» SUPPLIED RECORDS
------------------------------------------------

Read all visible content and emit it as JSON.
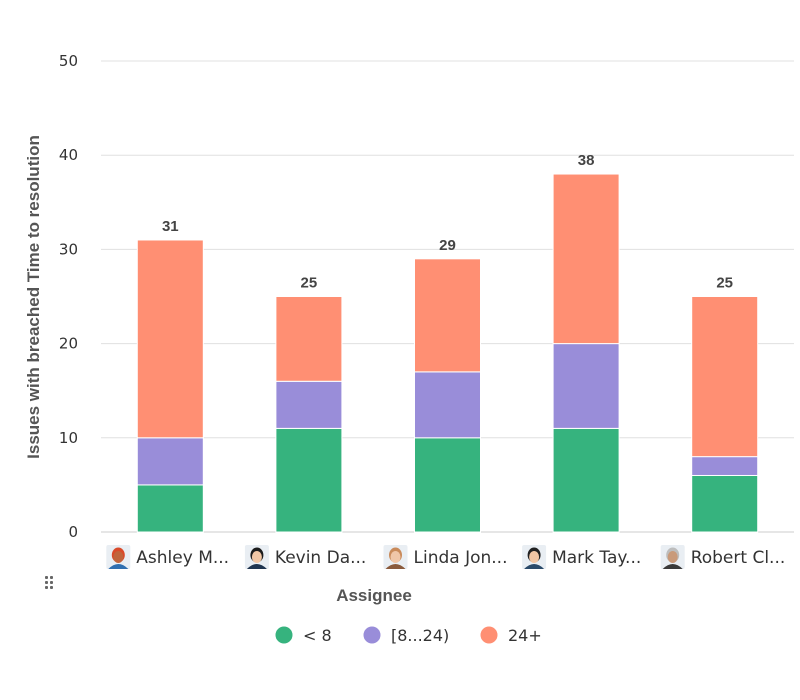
{
  "chart_data": {
    "type": "bar",
    "stacked": true,
    "categories": [
      "Ashley M...",
      "Kevin Da...",
      "Linda Jon...",
      "Mark Tay...",
      "Robert Cl..."
    ],
    "series": [
      {
        "name": "< 8",
        "values": [
          5,
          11,
          10,
          11,
          6
        ],
        "color": "#36b37e"
      },
      {
        "name": "[8...24)",
        "values": [
          5,
          5,
          7,
          9,
          2
        ],
        "color": "#998dd9"
      },
      {
        "name": "24+",
        "values": [
          21,
          9,
          12,
          18,
          17
        ],
        "color": "#ff8f73"
      }
    ],
    "totals": [
      31,
      25,
      29,
      38,
      25
    ],
    "xlabel": "Assignee",
    "ylabel": "Issues with breached Time to resolution",
    "ylim": [
      0,
      50
    ],
    "yticks": [
      0,
      10,
      20,
      30,
      40,
      50
    ],
    "grid": true,
    "legend_position": "bottom"
  },
  "avatars": [
    {
      "skin": "#c0643c",
      "hair": "#d94a2a",
      "shirt": "#2f6fb0"
    },
    {
      "skin": "#f2c7a5",
      "hair": "#1c1c1c",
      "shirt": "#1f3550"
    },
    {
      "skin": "#f0c6a8",
      "hair": "#c98a5a",
      "shirt": "#8a5a3c"
    },
    {
      "skin": "#f2c7a5",
      "hair": "#222222",
      "shirt": "#2a4a6a"
    },
    {
      "skin": "#c99a7a",
      "hair": "#bdbdbd",
      "shirt": "#3a3a3a"
    }
  ]
}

------------------------------------------------

» TO BE DONE
Of the lines above, how many hold the word "color"? Say the number alone.

» RESPONSE TO THIS TASK
3